• [WHAT NEEDS TO BE DONE] Give back the full listing, character for character, with no pictures.

• [INPUT ROWS]
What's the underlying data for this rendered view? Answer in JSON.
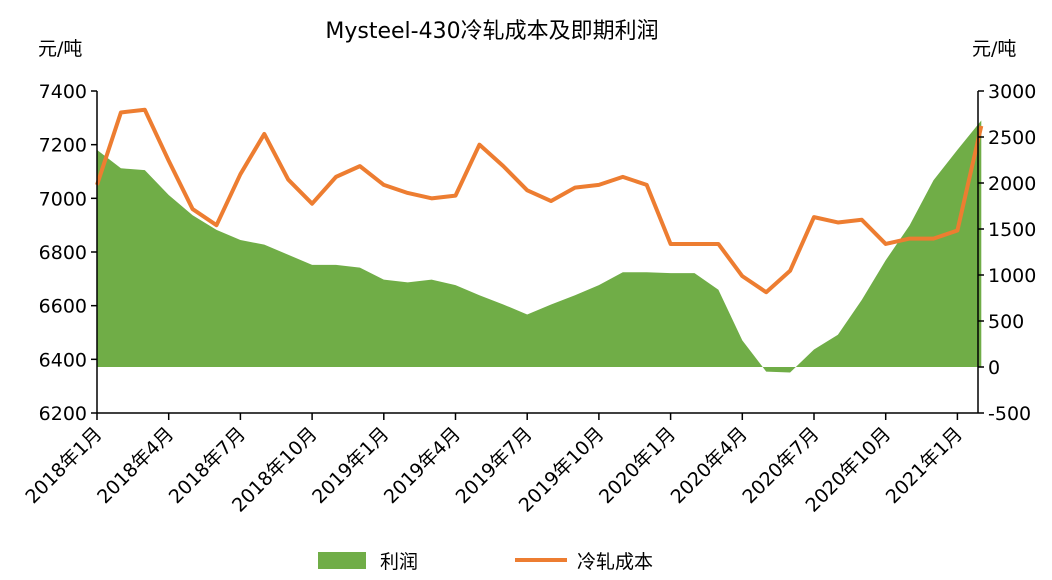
{
  "chart_data": {
    "type": "area-line",
    "title": "Mysteel-430冷轧成本及即期利润",
    "y_label": "元/吨",
    "y2_label": "元/吨",
    "categories": [
      "2018年1月",
      null,
      null,
      "2018年4月",
      null,
      null,
      "2018年7月",
      null,
      null,
      "2018年10月",
      null,
      null,
      "2019年1月",
      null,
      null,
      "2019年4月",
      null,
      null,
      "2019年7月",
      null,
      null,
      "2019年10月",
      null,
      null,
      "2020年1月",
      null,
      null,
      "2020年4月",
      null,
      null,
      "2020年7月",
      null,
      null,
      "2020年10月",
      null,
      null,
      "2021年1月",
      null
    ],
    "series": [
      {
        "name": "利润",
        "color": "#70ad47",
        "axis": "y2",
        "kind": "area",
        "values": [
          2360,
          2160,
          2140,
          1870,
          1650,
          1490,
          1380,
          1330,
          1220,
          1110,
          1110,
          1080,
          950,
          920,
          950,
          890,
          780,
          680,
          570,
          680,
          780,
          890,
          1030,
          1030,
          1020,
          1020,
          840,
          290,
          -50,
          -60,
          190,
          350,
          730,
          1160,
          1540,
          2030,
          2360,
          2680
        ]
      },
      {
        "name": "冷轧成本",
        "color": "#ed7d31",
        "axis": "y",
        "kind": "line",
        "values": [
          7050,
          7320,
          7330,
          7140,
          6960,
          6900,
          7090,
          7240,
          7070,
          6980,
          7080,
          7120,
          7050,
          7020,
          7000,
          7010,
          7200,
          7120,
          7030,
          6990,
          7040,
          7050,
          7080,
          7050,
          6830,
          6830,
          6830,
          6710,
          6650,
          6730,
          6930,
          6910,
          6920,
          6830,
          6850,
          6850,
          6880,
          7270
        ]
      }
    ],
    "ylim": [
      6200,
      7400
    ],
    "yticks": [
      6200,
      6400,
      6600,
      6800,
      7000,
      7200,
      7400
    ],
    "y2lim": [
      -500,
      3000
    ],
    "y2ticks": [
      -500,
      0,
      500,
      1000,
      1500,
      2000,
      2500,
      3000
    ],
    "legend": "bottom"
  }
}
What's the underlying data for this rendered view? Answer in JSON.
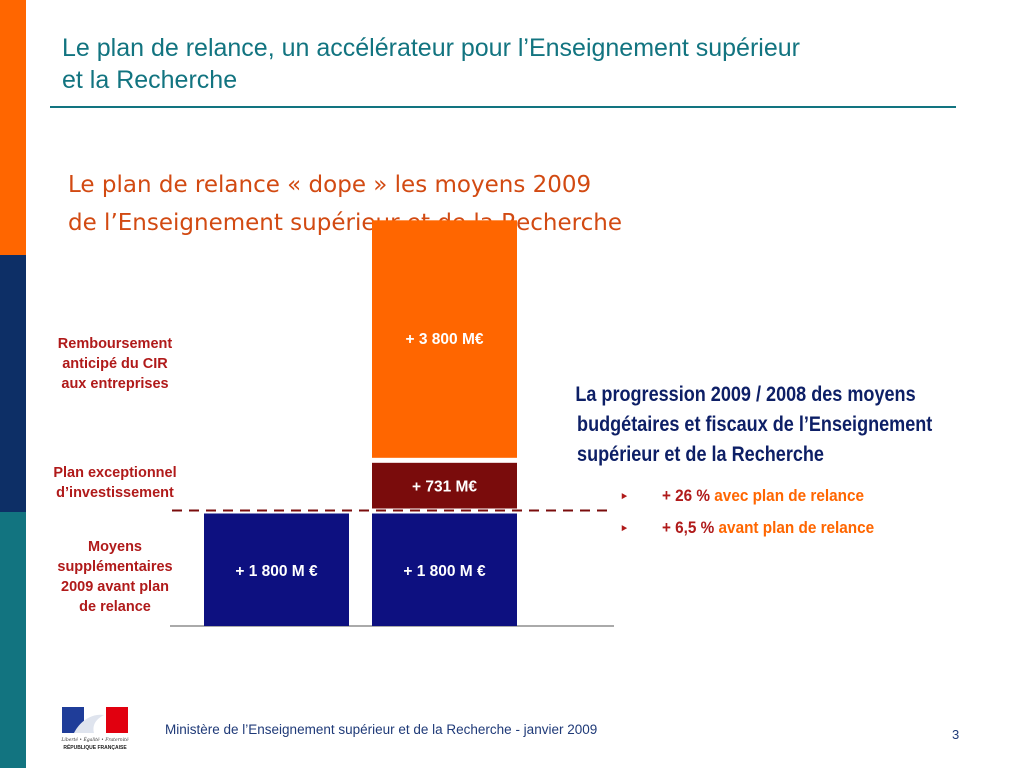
{
  "slide": {
    "title_line1": "Le plan de relance, un accélérateur pour l’Enseignement supérieur",
    "title_line2": "et la Recherche",
    "subtitle_line1": "Le plan de relance « dope » les moyens 2009",
    "subtitle_line2": "de l’Enseignement supérieur et de la Recherche",
    "page_number": "3"
  },
  "colors": {
    "orange": "#ff6600",
    "navy": "#0d2f66",
    "teal": "#127480",
    "bar_navy": "#0d1080",
    "bar_maroon": "#7a0c0c",
    "label_red": "#b01a1a"
  },
  "labels": {
    "cir_line1": "Remboursement",
    "cir_line2": "anticipé du CIR",
    "cir_line3": "aux entreprises",
    "invest_line1": "Plan exceptionnel",
    "invest_line2": "d’investissement",
    "moyens_line1": "Moyens",
    "moyens_line2": "supplémentaires",
    "moyens_line3": "2009 avant plan",
    "moyens_line4": "de relance"
  },
  "progress": {
    "title": "La progression 2009 / 2008 des moyens budgétaires et fiscaux de l’Enseignement supérieur et de la Recherche",
    "bullets": [
      {
        "value": "+ 26 %",
        "desc": "avec plan de relance"
      },
      {
        "value": "+ 6,5 %",
        "desc": "avant plan de relance"
      }
    ]
  },
  "footer": {
    "text": "Ministère de l’Enseignement supérieur et de la Recherche - janvier 2009",
    "logo_line1": "Liberté • Égalité • Fraternité",
    "logo_line2": "RÉPUBLIQUE FRANÇAISE"
  },
  "chart_data": {
    "type": "bar",
    "stacked": true,
    "categories": [
      "",
      ""
    ],
    "series": [
      {
        "values": [
          1800,
          1800
        ],
        "color": "#0d1080"
      },
      {
        "values": [
          0,
          731
        ],
        "color": "#7a0c0c"
      },
      {
        "values": [
          0,
          3800
        ],
        "color": "#ff6600"
      }
    ],
    "data_labels": [
      [
        "+ 1 800 M €",
        "+ 1 800 M €"
      ],
      [
        "",
        "+ 731 M€"
      ],
      [
        "",
        "+ 3 800 M€"
      ]
    ],
    "title": "",
    "xlabel": "",
    "ylabel": "",
    "grid": false,
    "legend": false,
    "reference_line": {
      "value": 1800,
      "style": "dashed"
    }
  }
}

• [ANSWER FOR THE TASK]
What's the underlying data for this rendered view? Answer in JSON.
{
  "chart_data": {
    "type": "area-line",
    "title": "Mysteel-430冷轧成本及即期利润",
    "y_label": "元/吨",
    "y2_label": "元/吨",
    "categories": [
      "2018年1月",
      null,
      null,
      "2018年4月",
      null,
      null,
      "2018年7月",
      null,
      null,
      "2018年10月",
      null,
      null,
      "2019年1月",
      null,
      null,
      "2019年4月",
      null,
      null,
      "2019年7月",
      null,
      null,
      "2019年10月",
      null,
      null,
      "2020年1月",
      null,
      null,
      "2020年4月",
      null,
      null,
      "2020年7月",
      null,
      null,
      "2020年10月",
      null,
      null,
      "2021年1月",
      null
    ],
    "series": [
      {
        "name": "利润",
        "color": "#70ad47",
        "axis": "y2",
        "kind": "area",
        "values": [
          2360,
          2160,
          2140,
          1870,
          1650,
          1490,
          1380,
          1330,
          1220,
          1110,
          1110,
          1080,
          950,
          920,
          950,
          890,
          780,
          680,
          570,
          680,
          780,
          890,
          1030,
          1030,
          1020,
          1020,
          840,
          290,
          -50,
          -60,
          190,
          350,
          730,
          1160,
          1540,
          2030,
          2360,
          2680
        ]
      },
      {
        "name": "冷轧成本",
        "color": "#ed7d31",
        "axis": "y",
        "kind": "line",
        "values": [
          7050,
          7320,
          7330,
          7140,
          6960,
          6900,
          7090,
          7240,
          7070,
          6980,
          7080,
          7120,
          7050,
          7020,
          7000,
          7010,
          7200,
          7120,
          7030,
          6990,
          7040,
          7050,
          7080,
          7050,
          6830,
          6830,
          6830,
          6710,
          6650,
          6730,
          6930,
          6910,
          6920,
          6830,
          6850,
          6850,
          6880,
          7270
        ]
      }
    ],
    "ylim": [
      6200,
      7400
    ],
    "yticks": [
      6200,
      6400,
      6600,
      6800,
      7000,
      7200,
      7400
    ],
    "y2lim": [
      -500,
      3000
    ],
    "y2ticks": [
      -500,
      0,
      500,
      1000,
      1500,
      2000,
      2500,
      3000
    ],
    "legend": "bottom"
  }
}
What's the underlying data for this rendered view? Answer in JSON.
{
  "slide": {
    "title_line1": "Le plan de relance, un accélérateur pour l’Enseignement supérieur",
    "title_line2": "et la Recherche",
    "subtitle_line1": "Le plan de relance « dope » les moyens 2009",
    "subtitle_line2": "de l’Enseignement supérieur et de la Recherche",
    "page_number": "3"
  },
  "colors": {
    "orange": "#ff6600",
    "navy": "#0d2f66",
    "teal": "#127480",
    "bar_navy": "#0d1080",
    "bar_maroon": "#7a0c0c",
    "label_red": "#b01a1a"
  },
  "labels": {
    "cir_line1": "Remboursement",
    "cir_line2": "anticipé du CIR",
    "cir_line3": "aux entreprises",
    "invest_line1": "Plan exceptionnel",
    "invest_line2": "d’investissement",
    "moyens_line1": "Moyens",
    "moyens_line2": "supplémentaires",
    "moyens_line3": "2009 avant plan",
    "moyens_line4": "de relance"
  },
  "progress": {
    "title": "La progression 2009 / 2008 des moyens budgétaires et fiscaux de l’Enseignement supérieur et de la Recherche",
    "bullets": [
      {
        "value": "+ 26 %",
        "desc": "avec plan de relance"
      },
      {
        "value": "+ 6,5 %",
        "desc": "avant plan de relance"
      }
    ]
  },
  "footer": {
    "text": "Ministère de l’Enseignement supérieur et de la Recherche - janvier 2009",
    "logo_line1": "Liberté • Égalité • Fraternité",
    "logo_line2": "RÉPUBLIQUE FRANÇAISE"
  },
  "chart_data": {
    "type": "bar",
    "stacked": true,
    "categories": [
      "",
      ""
    ],
    "series": [
      {
        "values": [
          1800,
          1800
        ],
        "color": "#0d1080"
      },
      {
        "values": [
          0,
          731
        ],
        "color": "#7a0c0c"
      },
      {
        "values": [
          0,
          3800
        ],
        "color": "#ff6600"
      }
    ],
    "data_labels": [
      [
        "+ 1 800 M €",
        "+ 1 800 M €"
      ],
      [
        "",
        "+ 731 M€"
      ],
      [
        "",
        "+ 3 800 M€"
      ]
    ],
    "title": "",
    "xlabel": "",
    "ylabel": "",
    "grid": false,
    "legend": false,
    "reference_line": {
      "value": 1800,
      "style": "dashed"
    }
  }
}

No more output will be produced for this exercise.